Collected data:
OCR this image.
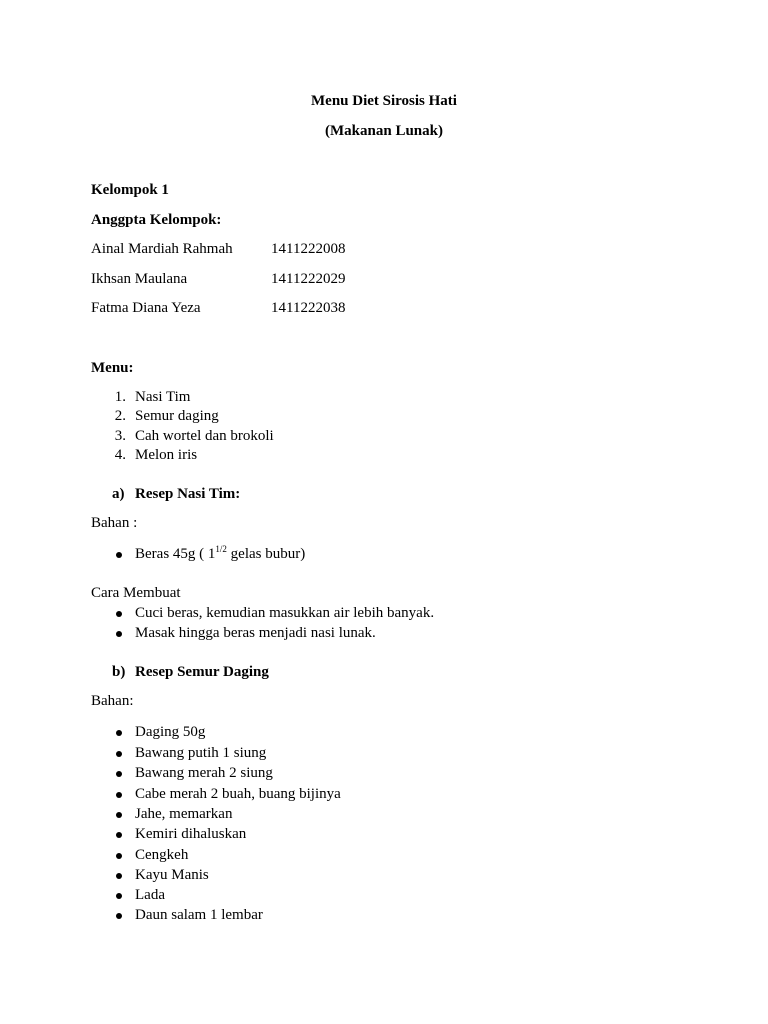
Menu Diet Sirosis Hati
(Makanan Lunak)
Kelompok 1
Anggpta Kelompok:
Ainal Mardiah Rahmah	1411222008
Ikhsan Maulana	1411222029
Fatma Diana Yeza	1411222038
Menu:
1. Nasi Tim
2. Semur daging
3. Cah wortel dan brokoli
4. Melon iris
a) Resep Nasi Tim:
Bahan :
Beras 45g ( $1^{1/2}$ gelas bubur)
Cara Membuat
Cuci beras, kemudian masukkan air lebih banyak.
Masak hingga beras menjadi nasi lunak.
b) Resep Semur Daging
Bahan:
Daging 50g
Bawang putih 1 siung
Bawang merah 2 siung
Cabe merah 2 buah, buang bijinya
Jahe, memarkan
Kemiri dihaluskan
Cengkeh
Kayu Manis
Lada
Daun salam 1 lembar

...

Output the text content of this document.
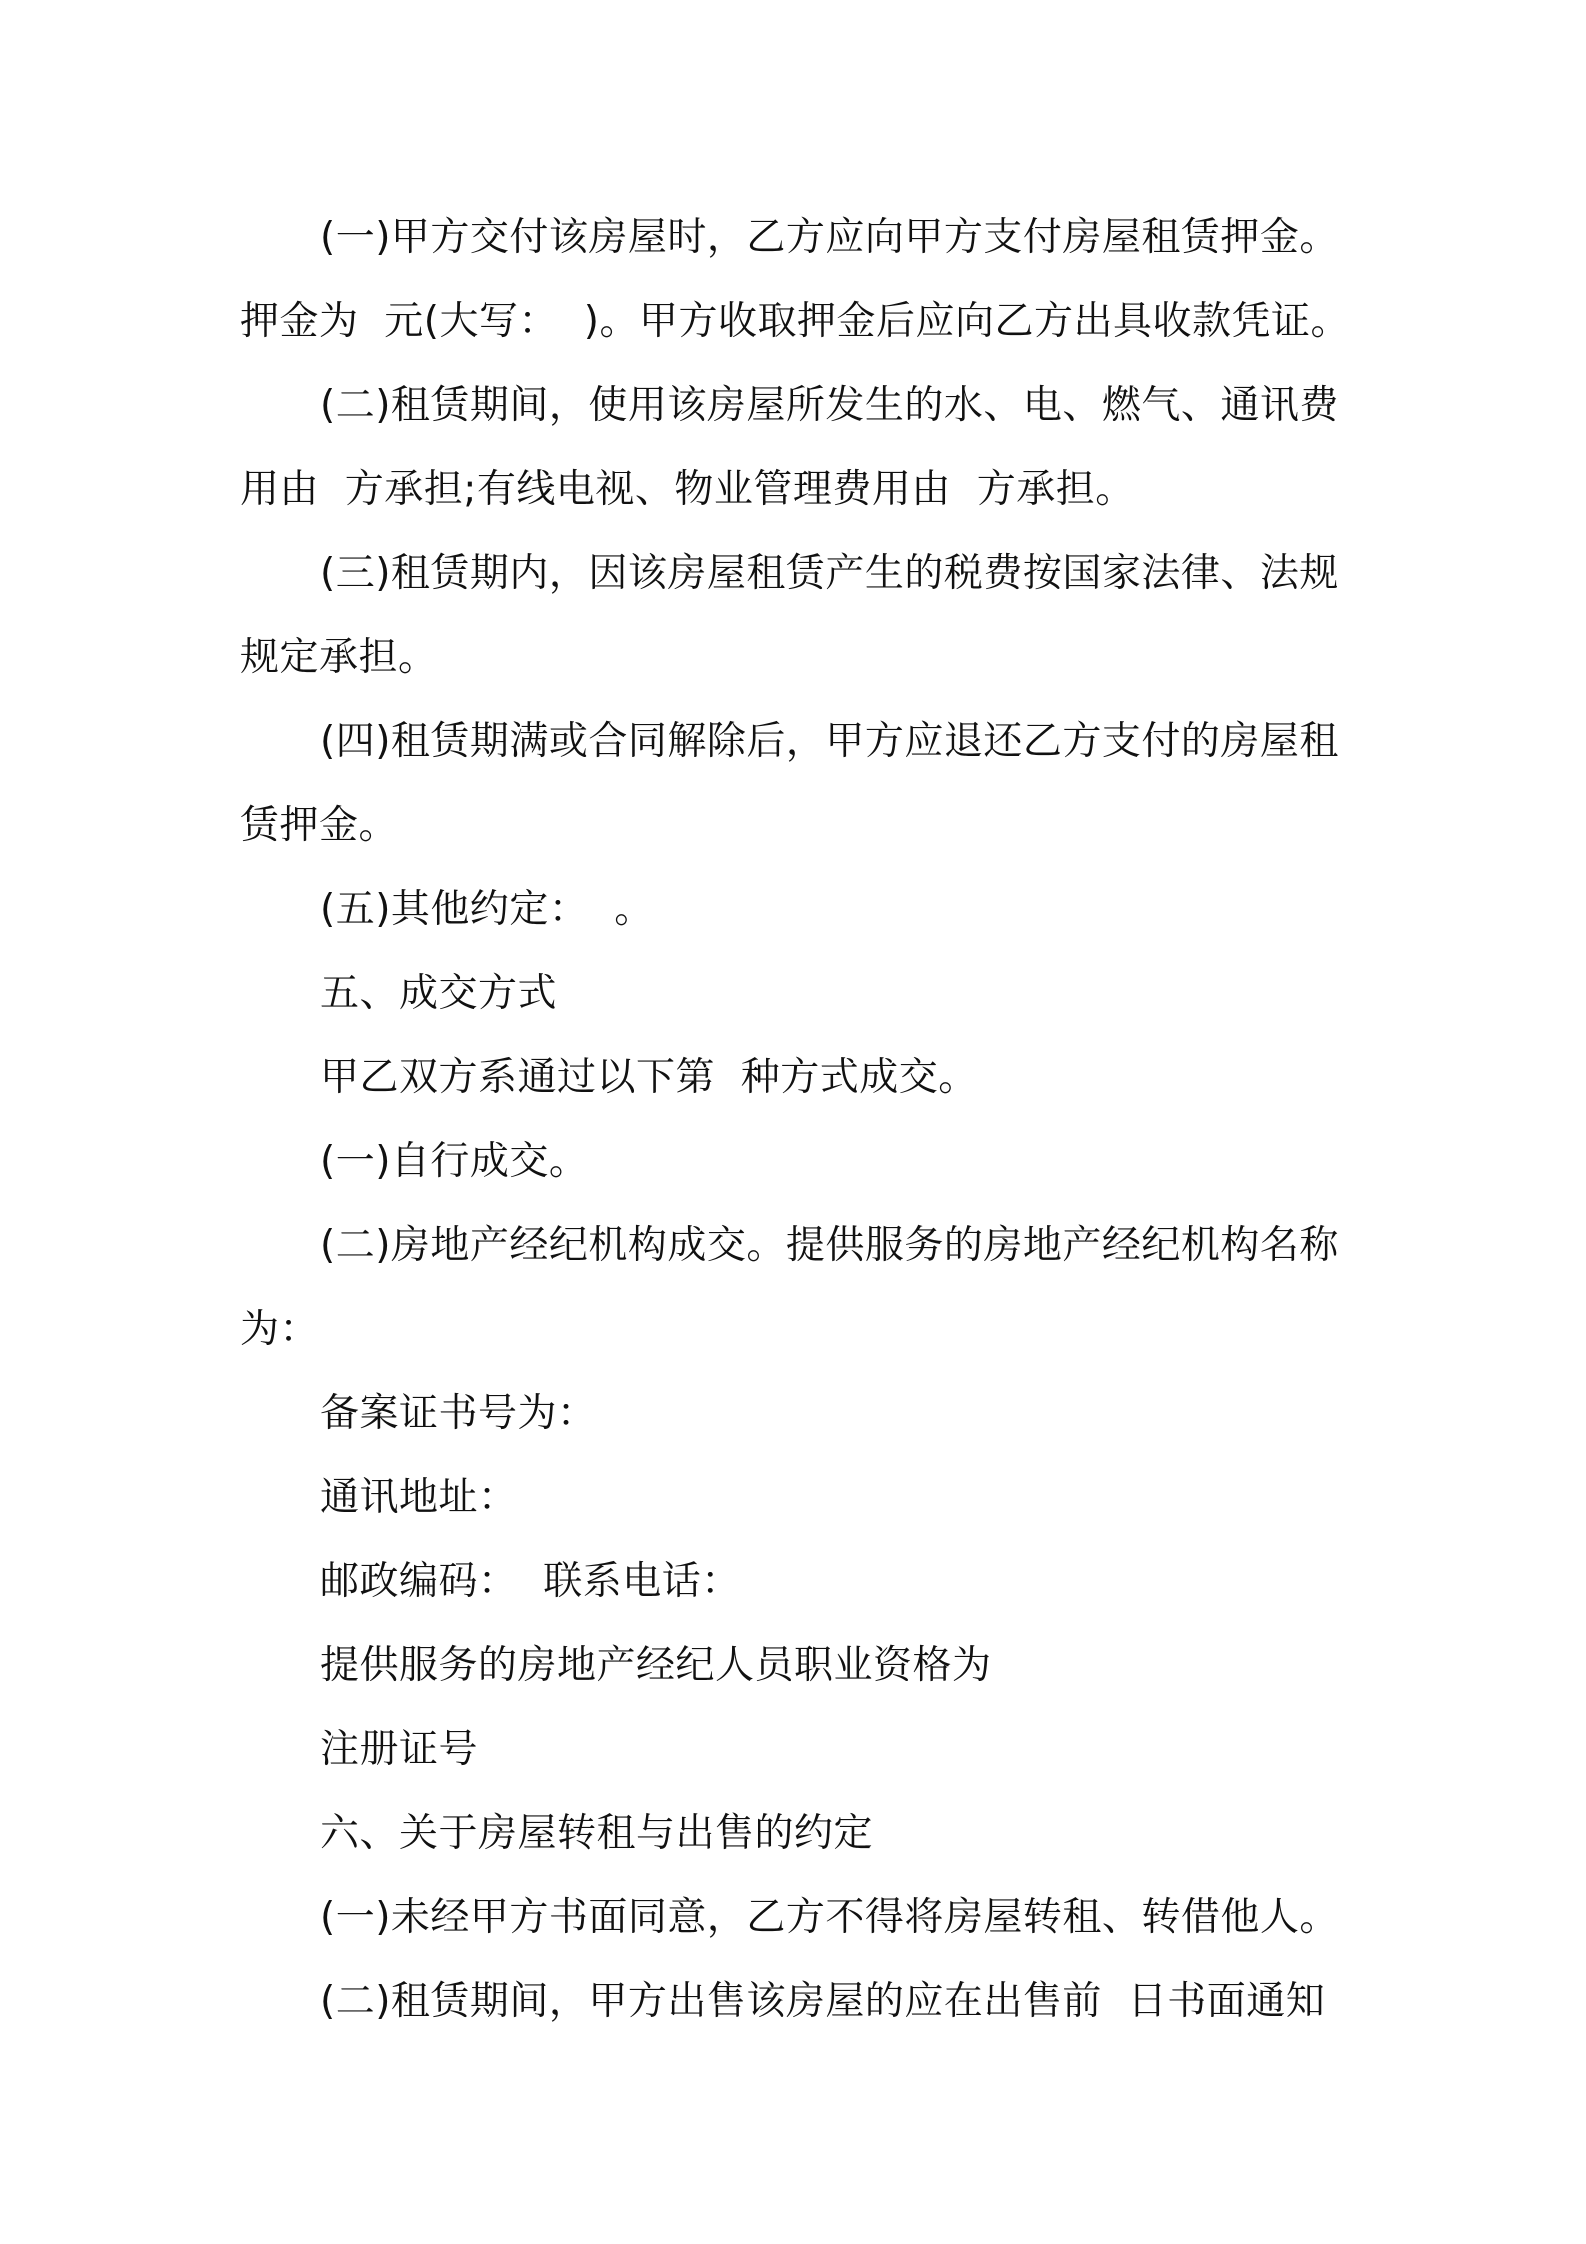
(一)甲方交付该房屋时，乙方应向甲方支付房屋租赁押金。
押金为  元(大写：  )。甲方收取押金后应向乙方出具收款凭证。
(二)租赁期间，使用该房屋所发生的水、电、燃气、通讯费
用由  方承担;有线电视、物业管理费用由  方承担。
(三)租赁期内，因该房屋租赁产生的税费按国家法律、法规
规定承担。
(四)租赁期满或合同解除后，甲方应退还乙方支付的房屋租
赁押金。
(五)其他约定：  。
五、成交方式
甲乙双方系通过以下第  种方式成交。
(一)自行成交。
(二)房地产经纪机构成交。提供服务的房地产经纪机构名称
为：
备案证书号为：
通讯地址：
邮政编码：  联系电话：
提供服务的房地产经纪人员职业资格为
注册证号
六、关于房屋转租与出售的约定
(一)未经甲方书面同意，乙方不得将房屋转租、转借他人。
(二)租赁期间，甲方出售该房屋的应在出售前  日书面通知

**SET TASK**
In the records above, locate every line with the string "siung" and copy it.

**COMPLETED TASK**
Bawang putih 1 siung
Bawang merah 2 siung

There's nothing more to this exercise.